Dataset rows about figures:

○ ○ ○ ○ ○

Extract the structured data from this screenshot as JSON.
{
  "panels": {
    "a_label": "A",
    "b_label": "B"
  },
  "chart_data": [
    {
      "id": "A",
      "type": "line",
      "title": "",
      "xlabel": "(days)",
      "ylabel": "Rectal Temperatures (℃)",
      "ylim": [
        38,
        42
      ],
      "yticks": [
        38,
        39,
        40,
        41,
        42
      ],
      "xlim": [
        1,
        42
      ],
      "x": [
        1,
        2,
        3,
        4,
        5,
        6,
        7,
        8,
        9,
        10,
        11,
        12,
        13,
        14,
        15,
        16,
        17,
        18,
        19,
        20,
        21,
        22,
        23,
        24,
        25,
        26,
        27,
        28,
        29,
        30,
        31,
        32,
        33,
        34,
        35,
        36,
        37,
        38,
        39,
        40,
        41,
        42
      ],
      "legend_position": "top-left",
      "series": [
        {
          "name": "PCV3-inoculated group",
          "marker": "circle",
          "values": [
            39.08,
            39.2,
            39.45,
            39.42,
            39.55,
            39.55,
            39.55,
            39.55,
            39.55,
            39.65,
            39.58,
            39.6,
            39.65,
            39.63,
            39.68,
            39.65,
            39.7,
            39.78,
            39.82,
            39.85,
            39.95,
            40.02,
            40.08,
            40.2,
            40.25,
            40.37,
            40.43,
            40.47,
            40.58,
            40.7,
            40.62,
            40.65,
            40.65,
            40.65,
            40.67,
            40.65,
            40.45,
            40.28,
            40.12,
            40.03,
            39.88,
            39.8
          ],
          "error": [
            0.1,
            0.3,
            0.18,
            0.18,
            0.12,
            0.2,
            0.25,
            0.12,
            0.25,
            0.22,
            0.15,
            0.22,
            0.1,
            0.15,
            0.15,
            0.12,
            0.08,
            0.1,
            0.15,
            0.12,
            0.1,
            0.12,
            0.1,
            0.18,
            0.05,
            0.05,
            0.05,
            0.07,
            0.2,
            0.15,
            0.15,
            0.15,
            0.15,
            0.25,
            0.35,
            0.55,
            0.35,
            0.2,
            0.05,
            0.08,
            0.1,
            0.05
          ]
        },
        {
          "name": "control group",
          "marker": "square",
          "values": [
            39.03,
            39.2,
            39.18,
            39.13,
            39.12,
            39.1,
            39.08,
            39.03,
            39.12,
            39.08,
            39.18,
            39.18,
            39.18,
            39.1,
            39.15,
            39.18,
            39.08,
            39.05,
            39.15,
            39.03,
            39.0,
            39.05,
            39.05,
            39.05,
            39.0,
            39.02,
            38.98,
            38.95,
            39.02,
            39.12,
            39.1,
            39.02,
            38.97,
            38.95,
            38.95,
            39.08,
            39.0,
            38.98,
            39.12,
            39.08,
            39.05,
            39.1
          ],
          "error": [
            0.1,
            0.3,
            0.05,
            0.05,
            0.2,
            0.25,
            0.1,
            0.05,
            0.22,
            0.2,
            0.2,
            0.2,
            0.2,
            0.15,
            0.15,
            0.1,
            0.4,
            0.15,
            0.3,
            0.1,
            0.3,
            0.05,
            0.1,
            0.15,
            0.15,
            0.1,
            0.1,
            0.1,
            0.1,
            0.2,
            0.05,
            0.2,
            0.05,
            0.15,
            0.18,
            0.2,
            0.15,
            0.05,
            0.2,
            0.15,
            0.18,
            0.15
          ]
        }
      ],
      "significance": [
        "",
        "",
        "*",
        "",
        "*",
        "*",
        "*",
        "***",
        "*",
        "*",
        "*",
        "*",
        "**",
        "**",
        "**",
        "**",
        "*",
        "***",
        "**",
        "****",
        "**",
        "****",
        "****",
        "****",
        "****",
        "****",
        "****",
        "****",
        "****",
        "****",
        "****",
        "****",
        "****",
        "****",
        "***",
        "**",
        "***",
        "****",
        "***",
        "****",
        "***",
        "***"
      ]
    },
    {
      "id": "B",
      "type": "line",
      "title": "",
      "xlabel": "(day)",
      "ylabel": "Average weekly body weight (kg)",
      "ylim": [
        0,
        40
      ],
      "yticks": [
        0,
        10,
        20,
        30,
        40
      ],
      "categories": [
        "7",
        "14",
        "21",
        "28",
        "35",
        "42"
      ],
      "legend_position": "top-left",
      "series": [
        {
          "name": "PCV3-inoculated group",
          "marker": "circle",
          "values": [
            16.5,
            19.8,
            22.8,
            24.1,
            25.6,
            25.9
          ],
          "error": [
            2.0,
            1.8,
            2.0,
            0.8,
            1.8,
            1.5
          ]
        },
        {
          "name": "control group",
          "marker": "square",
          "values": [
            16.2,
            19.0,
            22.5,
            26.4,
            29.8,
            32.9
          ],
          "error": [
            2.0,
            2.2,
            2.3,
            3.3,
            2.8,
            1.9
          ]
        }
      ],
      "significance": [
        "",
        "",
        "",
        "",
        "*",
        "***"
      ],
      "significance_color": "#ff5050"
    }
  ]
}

○ ○ ○ ○ ○

[WHAT THE TASK ASKS]
Pick out the lines containing the string "ylabel".

[EXPECTED ANSWER]
      "ylabel": "Rectal Temperatures (℃)",
      "ylabel": "Average weekly body weight (kg)",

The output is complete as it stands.